- EXERCISE
Each line of the listing must be transcribed exactly, except for the images, which should be excluded.

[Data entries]

···

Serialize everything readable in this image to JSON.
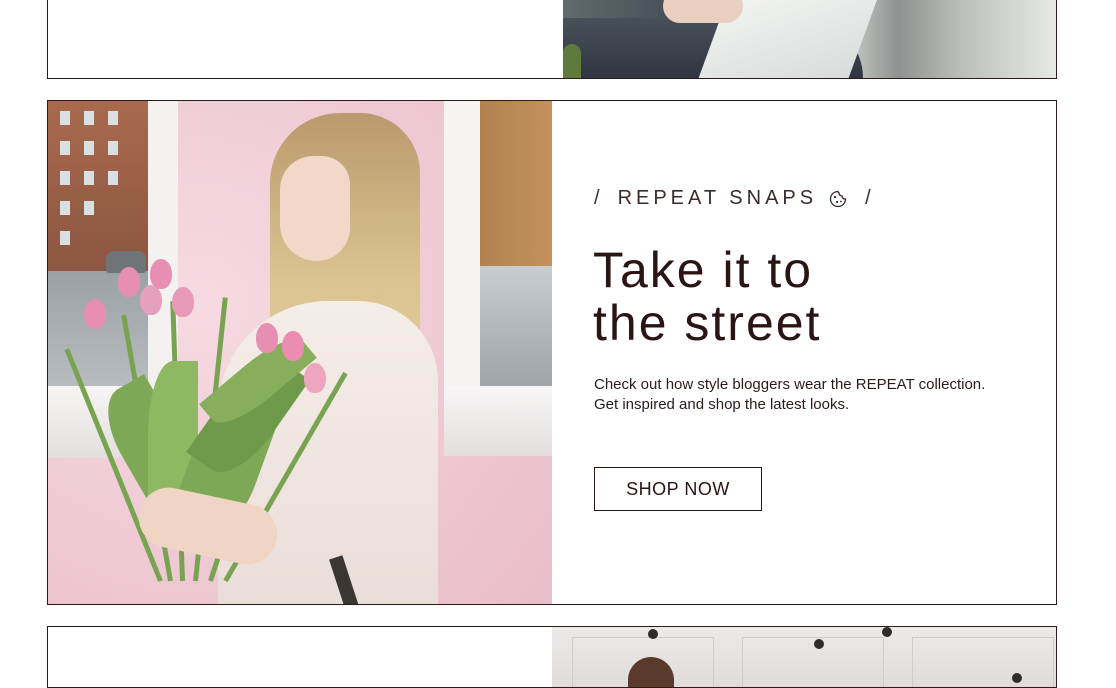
{
  "promo": {
    "tagline": {
      "prefix": "/",
      "text": "REPEAT SNAPS",
      "icon": "cookie-icon",
      "suffix": "/"
    },
    "headline": [
      "Take it to",
      "the street"
    ],
    "description": [
      "Check out how style bloggers wear the REPEAT collection.",
      "Get inspired and shop the latest looks."
    ],
    "cta_label": "SHOP NOW"
  },
  "colors": {
    "text": "#2b1414",
    "border": "#2b1a1a",
    "background": "#ffffff",
    "photo_wall": "#f0cfd8"
  }
}
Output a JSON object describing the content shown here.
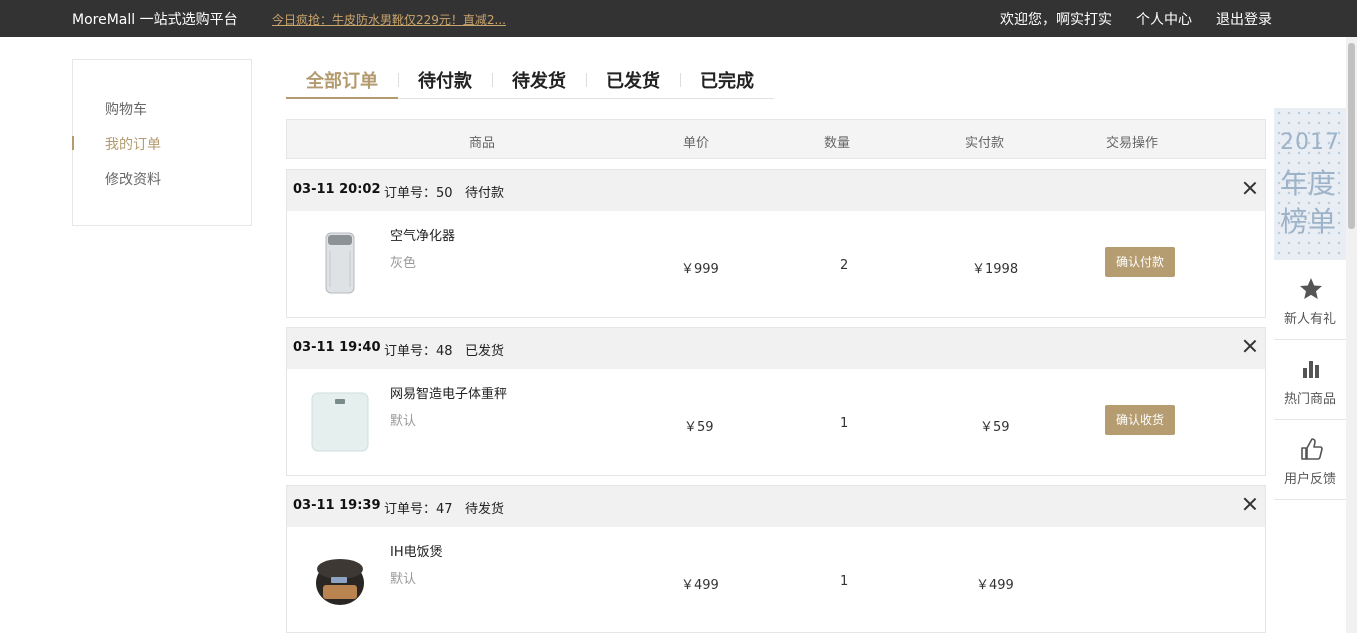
{
  "topbar": {
    "brand": "MoreMall 一站式选购平台",
    "promo": "今日疯抢：牛皮防水男靴仅229元！直减2...",
    "welcome": "欢迎您，啊实打实",
    "profile": "个人中心",
    "logout": "退出登录"
  },
  "sidebar": {
    "items": [
      {
        "label": "购物车"
      },
      {
        "label": "我的订单",
        "active": true
      },
      {
        "label": "修改资料"
      }
    ]
  },
  "tabs": [
    {
      "label": "全部订单",
      "active": true
    },
    {
      "label": "待付款"
    },
    {
      "label": "待发货"
    },
    {
      "label": "已发货"
    },
    {
      "label": "已完成"
    }
  ],
  "table_header": {
    "product": "商品",
    "price": "单价",
    "qty": "数量",
    "paid": "实付款",
    "action": "交易操作"
  },
  "orders": [
    {
      "time": "03-11 20:02",
      "order_no": "订单号：50",
      "status": "待付款",
      "product_name": "空气净化器",
      "spec": "灰色",
      "price": "￥999",
      "qty": "2",
      "paid": "￥1998",
      "action": "确认付款",
      "thumb": "air-purifier"
    },
    {
      "time": "03-11 19:40",
      "order_no": "订单号：48",
      "status": "已发货",
      "product_name": "网易智造电子体重秤",
      "spec": "默认",
      "price": "￥59",
      "qty": "1",
      "paid": "￥59",
      "action": "确认收货",
      "thumb": "scale"
    },
    {
      "time": "03-11 19:39",
      "order_no": "订单号：47",
      "status": "待发货",
      "product_name": "IH电饭煲",
      "spec": "默认",
      "price": "￥499",
      "qty": "1",
      "paid": "￥499",
      "action": "",
      "thumb": "rice-cooker"
    }
  ],
  "rightbar": {
    "ad": {
      "line1": "2017",
      "line2": "年度",
      "line3": "榜单"
    },
    "items": [
      {
        "label": "新人有礼",
        "icon": "star-icon"
      },
      {
        "label": "热门商品",
        "icon": "bar-chart-icon"
      },
      {
        "label": "用户反馈",
        "icon": "thumbs-up-icon"
      }
    ]
  },
  "colors": {
    "accent": "#b49b6f",
    "topbar": "#333333",
    "button": "#b59c71"
  }
}
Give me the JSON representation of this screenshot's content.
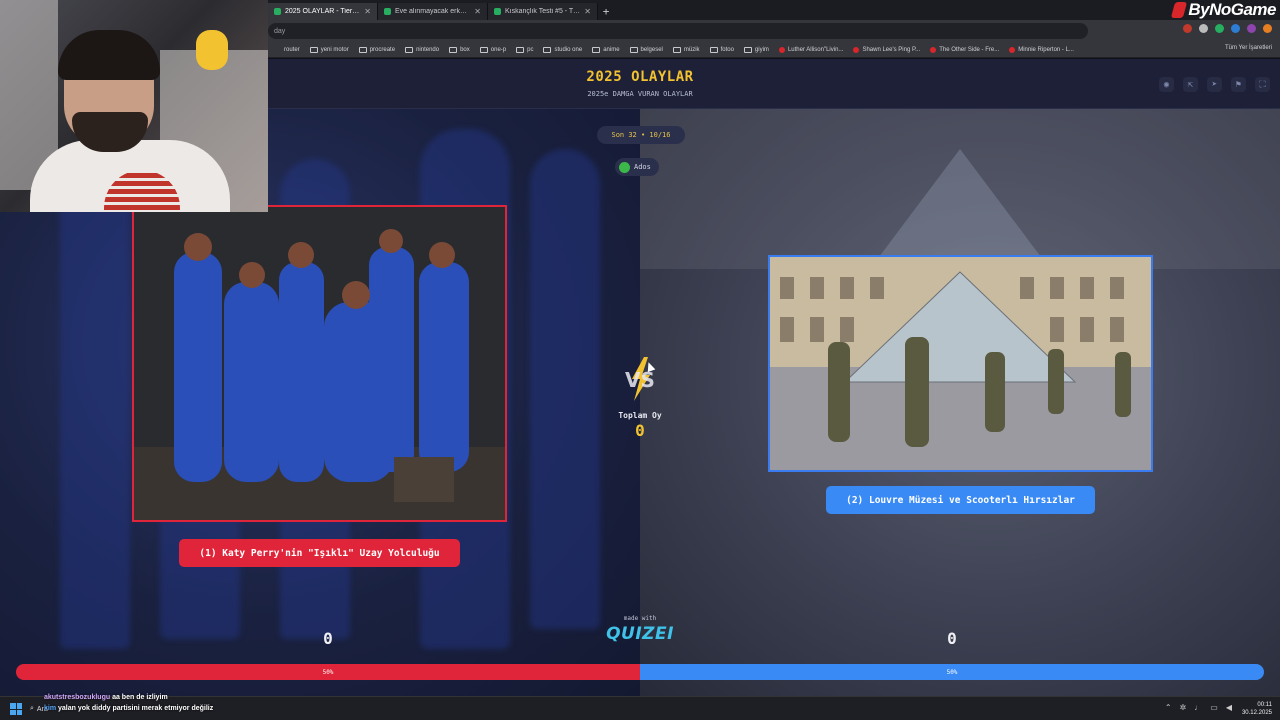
{
  "browser": {
    "tabs": [
      {
        "title": "2025 OLAYLAR - Tier List, Kör",
        "active": true
      },
      {
        "title": "Eve alınmayacak erkek ünlüler",
        "active": false
      },
      {
        "title": "Kıskançlık Testi #5 - Tier List | K",
        "active": false
      }
    ],
    "url": "day",
    "brand": "ByNoGame",
    "bookmarks": [
      "router",
      "yeni motor",
      "procreate",
      "nintendo",
      "box",
      "one-p",
      "pc",
      "studio one",
      "anime",
      "belgesel",
      "müzik",
      "fotoo",
      "giyim",
      "Luther Allison\"Livin...",
      "Shawn Lee's Ping P...",
      "The Other Side - Fre...",
      "Minnie Riperton - L..."
    ],
    "bookmarks_right": "Tüm Yer İşaretleri"
  },
  "page": {
    "title": "2025 OLAYLAR",
    "subtitle": "2025e DAMGA VURAN OLAYLAR",
    "round": "Son 32 • 10/16",
    "user": "Ados",
    "vs_text": "VS",
    "total_label": "Toplam Oy",
    "total_value": "0",
    "made_with": "made with",
    "logo": "QUIZEI",
    "left_option": "(1) Katy Perry'nin \"Işıklı\" Uzay Yolculuğu",
    "right_option": "(2) Louvre Müzesi ve Scooterlı Hırsızlar",
    "left_score": "0",
    "right_score": "0",
    "left_percent_label": "50%",
    "right_percent_label": "50%",
    "left_share": 0.5
  },
  "header_icons": [
    "eye-icon",
    "share-icon",
    "send-icon",
    "flag-icon",
    "fullscreen-icon"
  ],
  "colors": {
    "left": "#e0253a",
    "right": "#3a8af5",
    "accent": "#f2c230"
  },
  "chat": [
    {
      "user": "akutstresbozuklugu",
      "text": "aa ben de izliyim"
    },
    {
      "user": "kim",
      "text": "yalan yok diddy partisini merak etmiyor değiliz"
    }
  ],
  "taskbar": {
    "search": "Ara",
    "time": "00:11",
    "date": "30.12.2025"
  }
}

···

- RESULT OF THIS EXERCISE
Serialize everything readable in this image to JSON.
{
  "promo": {
    "tagline": {
      "prefix": "/",
      "text": "REPEAT SNAPS",
      "icon": "cookie-icon",
      "suffix": "/"
    },
    "headline": [
      "Take it to",
      "the street"
    ],
    "description": [
      "Check out how style bloggers wear the REPEAT collection.",
      "Get inspired and shop the latest looks."
    ],
    "cta_label": "SHOP NOW"
  },
  "colors": {
    "text": "#2b1414",
    "border": "#2b1a1a",
    "background": "#ffffff",
    "photo_wall": "#f0cfd8"
  }
}
Output a JSON object describing the content shown here.
{
  "topbar": {
    "brand": "MoreMall 一站式选购平台",
    "promo": "今日疯抢：牛皮防水男靴仅229元！直减2...",
    "welcome": "欢迎您，啊实打实",
    "profile": "个人中心",
    "logout": "退出登录"
  },
  "sidebar": {
    "items": [
      {
        "label": "购物车"
      },
      {
        "label": "我的订单",
        "active": true
      },
      {
        "label": "修改资料"
      }
    ]
  },
  "tabs": [
    {
      "label": "全部订单",
      "active": true
    },
    {
      "label": "待付款"
    },
    {
      "label": "待发货"
    },
    {
      "label": "已发货"
    },
    {
      "label": "已完成"
    }
  ],
  "table_header": {
    "product": "商品",
    "price": "单价",
    "qty": "数量",
    "paid": "实付款",
    "action": "交易操作"
  },
  "orders": [
    {
      "time": "03-11 20:02",
      "order_no": "订单号：50",
      "status": "待付款",
      "product_name": "空气净化器",
      "spec": "灰色",
      "price": "￥999",
      "qty": "2",
      "paid": "￥1998",
      "action": "确认付款",
      "thumb": "air-purifier"
    },
    {
      "time": "03-11 19:40",
      "order_no": "订单号：48",
      "status": "已发货",
      "product_name": "网易智造电子体重秤",
      "spec": "默认",
      "price": "￥59",
      "qty": "1",
      "paid": "￥59",
      "action": "确认收货",
      "thumb": "scale"
    },
    {
      "time": "03-11 19:39",
      "order_no": "订单号：47",
      "status": "待发货",
      "product_name": "IH电饭煲",
      "spec": "默认",
      "price": "￥499",
      "qty": "1",
      "paid": "￥499",
      "action": "",
      "thumb": "rice-cooker"
    }
  ],
  "rightbar": {
    "ad": {
      "line1": "2017",
      "line2": "年度",
      "line3": "榜单"
    },
    "items": [
      {
        "label": "新人有礼",
        "icon": "star-icon"
      },
      {
        "label": "热门商品",
        "icon": "bar-chart-icon"
      },
      {
        "label": "用户反馈",
        "icon": "thumbs-up-icon"
      }
    ]
  },
  "colors": {
    "accent": "#b49b6f",
    "topbar": "#333333",
    "button": "#b59c71"
  }
}
Give me the JSON representation of this screenshot's content.
{
  "browser": {
    "tabs": [
      {
        "title": "2025 OLAYLAR - Tier List, Kör",
        "active": true
      },
      {
        "title": "Eve alınmayacak erkek ünlüler",
        "active": false
      },
      {
        "title": "Kıskançlık Testi #5 - Tier List | K",
        "active": false
      }
    ],
    "url": "day",
    "brand": "ByNoGame",
    "bookmarks": [
      "router",
      "yeni motor",
      "procreate",
      "nintendo",
      "box",
      "one-p",
      "pc",
      "studio one",
      "anime",
      "belgesel",
      "müzik",
      "fotoo",
      "giyim",
      "Luther Allison\"Livin...",
      "Shawn Lee's Ping P...",
      "The Other Side - Fre...",
      "Minnie Riperton - L..."
    ],
    "bookmarks_right": "Tüm Yer İşaretleri"
  },
  "page": {
    "title": "2025 OLAYLAR",
    "subtitle": "2025e DAMGA VURAN OLAYLAR",
    "round": "Son 32 • 10/16",
    "user": "Ados",
    "vs_text": "VS",
    "total_label": "Toplam Oy",
    "total_value": "0",
    "made_with": "made with",
    "logo": "QUIZEI",
    "left_option": "(1) Katy Perry'nin \"Işıklı\" Uzay Yolculuğu",
    "right_option": "(2) Louvre Müzesi ve Scooterlı Hırsızlar",
    "left_score": "0",
    "right_score": "0",
    "left_percent_label": "50%",
    "right_percent_label": "50%",
    "left_share": 0.5
  },
  "header_icons": [
    "eye-icon",
    "share-icon",
    "send-icon",
    "flag-icon",
    "fullscreen-icon"
  ],
  "colors": {
    "left": "#e0253a",
    "right": "#3a8af5",
    "accent": "#f2c230"
  },
  "chat": [
    {
      "user": "akutstresbozuklugu",
      "text": "aa ben de izliyim"
    },
    {
      "user": "kim",
      "text": "yalan yok diddy partisini merak etmiyor değiliz"
    }
  ],
  "taskbar": {
    "search": "Ara",
    "time": "00:11",
    "date": "30.12.2025"
  }
}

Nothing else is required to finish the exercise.